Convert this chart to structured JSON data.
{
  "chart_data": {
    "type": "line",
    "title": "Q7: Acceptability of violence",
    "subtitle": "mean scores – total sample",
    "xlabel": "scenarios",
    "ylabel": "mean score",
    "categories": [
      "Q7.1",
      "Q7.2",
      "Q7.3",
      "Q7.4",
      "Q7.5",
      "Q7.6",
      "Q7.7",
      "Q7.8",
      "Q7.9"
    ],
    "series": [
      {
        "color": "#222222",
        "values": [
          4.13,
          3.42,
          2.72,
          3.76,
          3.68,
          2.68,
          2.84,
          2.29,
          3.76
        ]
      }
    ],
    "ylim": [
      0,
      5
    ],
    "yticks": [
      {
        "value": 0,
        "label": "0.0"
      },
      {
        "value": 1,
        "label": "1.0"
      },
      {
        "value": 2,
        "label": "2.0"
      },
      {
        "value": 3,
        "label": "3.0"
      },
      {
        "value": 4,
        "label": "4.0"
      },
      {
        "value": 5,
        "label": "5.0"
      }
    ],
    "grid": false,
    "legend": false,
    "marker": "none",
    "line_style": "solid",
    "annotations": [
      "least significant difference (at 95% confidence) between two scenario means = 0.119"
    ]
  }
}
····················
Provide an exact reproduction of all the entries shown above.

Convert this chart to structured JSON data.
{
  "chart_data": {
    "type": "line",
    "title": "Q7: Acceptability of violence",
    "subtitle": "mean scores – total sample",
    "xlabel": "scenarios",
    "ylabel": "mean score",
    "categories": [
      "Q7.1",
      "Q7.2",
      "Q7.3",
      "Q7.4",
      "Q7.5",
      "Q7.6",
      "Q7.7",
      "Q7.8",
      "Q7.9"
    ],
    "series": [
      {
        "color": "#222222",
        "values": [
          4.13,
          3.42,
          2.72,
          3.76,
          3.68,
          2.68,
          2.84,
          2.29,
          3.76
        ]
      }
    ],
    "ylim": [
      0,
      5
    ],
    "yticks": [
      {
        "value": 0,
        "label": "0.0"
      },
      {
        "value": 1,
        "label": "1.0"
      },
      {
        "value": 2,
        "label": "2.0"
      },
      {
        "value": 3,
        "label": "3.0"
      },
      {
        "value": 4,
        "label": "4.0"
      },
      {
        "value": 5,
        "label": "5.0"
      }
    ],
    "grid": false,
    "legend": false,
    "marker": "none",
    "line_style": "solid",
    "annotations": [
      "least significant difference (at 95% confidence) between two scenario means = 0.119"
    ]
  }
}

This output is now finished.